From the listing below, work out how many lines contain "name". Reply with that number only.

— Start SUPPLIED MATERIAL —

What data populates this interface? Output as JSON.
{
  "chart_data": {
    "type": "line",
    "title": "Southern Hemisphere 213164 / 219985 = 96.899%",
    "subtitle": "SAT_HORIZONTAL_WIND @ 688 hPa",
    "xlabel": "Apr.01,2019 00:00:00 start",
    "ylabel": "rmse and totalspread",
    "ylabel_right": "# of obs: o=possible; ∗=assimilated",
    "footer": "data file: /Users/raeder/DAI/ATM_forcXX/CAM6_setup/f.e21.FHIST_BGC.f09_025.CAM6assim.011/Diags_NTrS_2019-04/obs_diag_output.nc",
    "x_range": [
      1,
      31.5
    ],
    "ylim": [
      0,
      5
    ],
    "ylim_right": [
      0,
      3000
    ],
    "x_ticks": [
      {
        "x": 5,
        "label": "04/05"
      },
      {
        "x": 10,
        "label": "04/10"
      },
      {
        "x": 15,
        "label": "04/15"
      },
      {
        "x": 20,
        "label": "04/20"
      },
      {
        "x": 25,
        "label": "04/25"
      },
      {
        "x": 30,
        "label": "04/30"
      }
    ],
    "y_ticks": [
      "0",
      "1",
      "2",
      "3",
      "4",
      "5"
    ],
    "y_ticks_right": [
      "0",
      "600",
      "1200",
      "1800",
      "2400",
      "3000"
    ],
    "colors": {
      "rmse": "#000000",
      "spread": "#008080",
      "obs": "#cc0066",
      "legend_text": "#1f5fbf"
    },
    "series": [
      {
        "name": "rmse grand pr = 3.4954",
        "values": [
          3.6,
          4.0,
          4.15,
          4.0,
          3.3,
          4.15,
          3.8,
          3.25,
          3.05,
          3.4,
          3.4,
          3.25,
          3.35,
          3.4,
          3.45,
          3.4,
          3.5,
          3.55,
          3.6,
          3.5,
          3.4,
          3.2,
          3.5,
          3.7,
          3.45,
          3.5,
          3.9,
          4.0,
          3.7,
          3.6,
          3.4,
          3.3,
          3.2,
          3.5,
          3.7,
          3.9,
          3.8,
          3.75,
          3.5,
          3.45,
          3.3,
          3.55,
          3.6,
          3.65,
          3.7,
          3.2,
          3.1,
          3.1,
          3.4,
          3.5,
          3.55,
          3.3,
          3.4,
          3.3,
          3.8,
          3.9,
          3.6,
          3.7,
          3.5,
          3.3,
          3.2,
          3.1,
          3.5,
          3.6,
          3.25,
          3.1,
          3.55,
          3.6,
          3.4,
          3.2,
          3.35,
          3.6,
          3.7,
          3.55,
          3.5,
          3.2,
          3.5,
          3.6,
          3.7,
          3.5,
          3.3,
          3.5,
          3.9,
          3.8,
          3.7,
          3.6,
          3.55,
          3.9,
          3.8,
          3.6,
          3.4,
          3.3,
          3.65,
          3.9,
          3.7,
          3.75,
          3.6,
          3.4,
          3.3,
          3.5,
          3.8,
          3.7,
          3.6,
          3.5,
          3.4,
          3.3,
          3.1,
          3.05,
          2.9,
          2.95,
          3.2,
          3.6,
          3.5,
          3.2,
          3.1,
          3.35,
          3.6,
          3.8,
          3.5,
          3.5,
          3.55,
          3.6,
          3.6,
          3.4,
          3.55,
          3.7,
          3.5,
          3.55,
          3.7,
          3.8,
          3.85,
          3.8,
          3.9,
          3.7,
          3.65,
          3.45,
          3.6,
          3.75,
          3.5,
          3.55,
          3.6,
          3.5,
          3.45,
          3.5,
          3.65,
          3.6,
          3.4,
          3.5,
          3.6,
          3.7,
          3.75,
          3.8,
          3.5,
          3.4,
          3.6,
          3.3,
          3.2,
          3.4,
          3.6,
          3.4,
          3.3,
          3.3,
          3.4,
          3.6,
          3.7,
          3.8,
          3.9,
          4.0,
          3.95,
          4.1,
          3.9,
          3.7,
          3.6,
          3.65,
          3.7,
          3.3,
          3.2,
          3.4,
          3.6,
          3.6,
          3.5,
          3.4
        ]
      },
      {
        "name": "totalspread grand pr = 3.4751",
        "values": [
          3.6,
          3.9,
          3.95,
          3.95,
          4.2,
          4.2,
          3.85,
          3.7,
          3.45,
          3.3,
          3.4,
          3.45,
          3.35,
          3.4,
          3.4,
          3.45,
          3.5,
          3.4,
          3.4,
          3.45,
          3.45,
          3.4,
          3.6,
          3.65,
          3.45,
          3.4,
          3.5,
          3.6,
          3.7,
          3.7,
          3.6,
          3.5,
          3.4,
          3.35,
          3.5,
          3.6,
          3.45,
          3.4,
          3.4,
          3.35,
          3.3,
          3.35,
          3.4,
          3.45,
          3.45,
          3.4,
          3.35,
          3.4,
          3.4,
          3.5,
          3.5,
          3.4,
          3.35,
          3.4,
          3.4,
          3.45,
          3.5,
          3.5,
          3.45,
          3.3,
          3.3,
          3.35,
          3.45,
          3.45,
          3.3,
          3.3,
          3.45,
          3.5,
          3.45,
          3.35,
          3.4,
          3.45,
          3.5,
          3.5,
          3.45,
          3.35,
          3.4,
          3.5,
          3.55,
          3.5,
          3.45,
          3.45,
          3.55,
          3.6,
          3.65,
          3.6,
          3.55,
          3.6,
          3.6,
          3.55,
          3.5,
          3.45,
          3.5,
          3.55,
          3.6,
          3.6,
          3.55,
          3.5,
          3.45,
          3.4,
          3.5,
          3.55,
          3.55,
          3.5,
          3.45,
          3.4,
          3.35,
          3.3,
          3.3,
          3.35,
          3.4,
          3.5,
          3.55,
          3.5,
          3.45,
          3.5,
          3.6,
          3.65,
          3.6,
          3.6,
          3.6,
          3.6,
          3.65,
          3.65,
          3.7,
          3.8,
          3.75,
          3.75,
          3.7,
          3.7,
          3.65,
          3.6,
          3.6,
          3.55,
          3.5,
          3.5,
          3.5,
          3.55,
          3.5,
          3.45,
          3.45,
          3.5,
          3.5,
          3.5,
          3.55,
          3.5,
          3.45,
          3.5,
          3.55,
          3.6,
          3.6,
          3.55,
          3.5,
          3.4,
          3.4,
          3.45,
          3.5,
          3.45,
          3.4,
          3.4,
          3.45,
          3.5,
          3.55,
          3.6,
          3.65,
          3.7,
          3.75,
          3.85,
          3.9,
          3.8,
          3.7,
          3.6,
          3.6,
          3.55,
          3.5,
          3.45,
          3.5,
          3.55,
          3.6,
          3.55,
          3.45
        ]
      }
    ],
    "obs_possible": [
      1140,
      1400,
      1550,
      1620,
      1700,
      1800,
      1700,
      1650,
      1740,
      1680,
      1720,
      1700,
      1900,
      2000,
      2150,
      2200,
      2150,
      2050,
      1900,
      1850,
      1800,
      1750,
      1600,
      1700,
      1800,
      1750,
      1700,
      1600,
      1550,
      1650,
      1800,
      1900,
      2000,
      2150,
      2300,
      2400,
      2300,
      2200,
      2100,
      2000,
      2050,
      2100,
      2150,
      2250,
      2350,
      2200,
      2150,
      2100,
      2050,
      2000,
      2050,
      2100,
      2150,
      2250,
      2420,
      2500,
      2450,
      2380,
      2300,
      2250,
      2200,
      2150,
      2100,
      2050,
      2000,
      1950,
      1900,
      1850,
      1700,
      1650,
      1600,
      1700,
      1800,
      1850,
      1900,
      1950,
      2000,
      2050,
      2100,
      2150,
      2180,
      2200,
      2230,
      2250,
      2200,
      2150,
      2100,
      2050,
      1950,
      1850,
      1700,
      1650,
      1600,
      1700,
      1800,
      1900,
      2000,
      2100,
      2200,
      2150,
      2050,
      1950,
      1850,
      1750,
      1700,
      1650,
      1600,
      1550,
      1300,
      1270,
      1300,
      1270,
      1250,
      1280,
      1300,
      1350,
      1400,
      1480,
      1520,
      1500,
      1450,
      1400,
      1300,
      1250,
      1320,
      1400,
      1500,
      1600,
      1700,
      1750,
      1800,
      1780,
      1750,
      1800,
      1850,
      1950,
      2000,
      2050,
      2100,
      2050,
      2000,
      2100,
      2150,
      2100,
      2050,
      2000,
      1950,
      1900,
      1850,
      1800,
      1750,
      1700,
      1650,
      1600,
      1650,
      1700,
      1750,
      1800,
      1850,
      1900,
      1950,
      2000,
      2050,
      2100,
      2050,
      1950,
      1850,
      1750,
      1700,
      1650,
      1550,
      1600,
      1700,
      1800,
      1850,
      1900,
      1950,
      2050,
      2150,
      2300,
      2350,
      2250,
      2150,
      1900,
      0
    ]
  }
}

— End SUPPLIED MATERIAL —

TASK RESULT
2